TASK INSTRUCTIONS: Pull every "title" line out of the data below.
══════════
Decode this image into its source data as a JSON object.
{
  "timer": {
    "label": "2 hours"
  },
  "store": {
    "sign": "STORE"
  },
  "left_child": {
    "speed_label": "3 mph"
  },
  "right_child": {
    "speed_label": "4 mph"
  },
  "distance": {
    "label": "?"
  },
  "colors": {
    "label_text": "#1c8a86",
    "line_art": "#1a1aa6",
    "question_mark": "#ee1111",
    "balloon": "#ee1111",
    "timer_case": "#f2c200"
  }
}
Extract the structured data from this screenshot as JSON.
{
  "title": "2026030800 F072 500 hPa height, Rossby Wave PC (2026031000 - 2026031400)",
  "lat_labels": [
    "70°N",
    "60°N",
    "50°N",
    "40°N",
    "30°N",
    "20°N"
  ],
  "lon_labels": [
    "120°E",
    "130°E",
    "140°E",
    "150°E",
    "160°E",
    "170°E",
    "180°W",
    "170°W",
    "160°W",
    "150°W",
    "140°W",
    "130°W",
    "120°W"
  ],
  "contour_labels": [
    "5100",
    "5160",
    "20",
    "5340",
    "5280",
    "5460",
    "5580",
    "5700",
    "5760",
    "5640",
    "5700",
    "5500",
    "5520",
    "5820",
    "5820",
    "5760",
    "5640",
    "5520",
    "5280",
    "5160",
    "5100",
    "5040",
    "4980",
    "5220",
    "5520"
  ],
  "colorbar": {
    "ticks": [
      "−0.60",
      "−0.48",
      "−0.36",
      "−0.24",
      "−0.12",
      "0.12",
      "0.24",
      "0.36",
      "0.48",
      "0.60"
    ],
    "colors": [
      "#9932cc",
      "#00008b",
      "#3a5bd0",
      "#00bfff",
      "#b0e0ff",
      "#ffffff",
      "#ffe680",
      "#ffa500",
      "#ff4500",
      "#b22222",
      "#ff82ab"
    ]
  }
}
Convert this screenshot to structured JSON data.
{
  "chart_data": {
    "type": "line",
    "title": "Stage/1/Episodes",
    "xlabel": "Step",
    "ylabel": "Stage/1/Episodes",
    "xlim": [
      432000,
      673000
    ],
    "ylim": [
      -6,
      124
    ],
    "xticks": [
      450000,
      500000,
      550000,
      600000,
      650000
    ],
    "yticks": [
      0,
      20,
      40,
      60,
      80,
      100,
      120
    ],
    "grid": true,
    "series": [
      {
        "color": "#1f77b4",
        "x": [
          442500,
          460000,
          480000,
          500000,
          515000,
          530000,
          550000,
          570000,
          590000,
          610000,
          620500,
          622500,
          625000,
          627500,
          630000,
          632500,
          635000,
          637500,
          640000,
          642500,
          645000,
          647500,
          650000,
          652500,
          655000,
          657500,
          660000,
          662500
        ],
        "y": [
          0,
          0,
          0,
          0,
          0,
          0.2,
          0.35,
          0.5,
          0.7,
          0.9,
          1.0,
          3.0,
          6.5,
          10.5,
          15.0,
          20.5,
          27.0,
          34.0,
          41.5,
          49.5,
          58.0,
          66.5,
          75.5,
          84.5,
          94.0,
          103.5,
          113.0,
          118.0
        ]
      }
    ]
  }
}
══════════
SOLUTION TO THE EXERCISE:
  "title": "2026030800 F072 500 hPa height, Rossby Wave PC (2026031000 - 2026031400)",
    "title": "Stage/1/Episodes",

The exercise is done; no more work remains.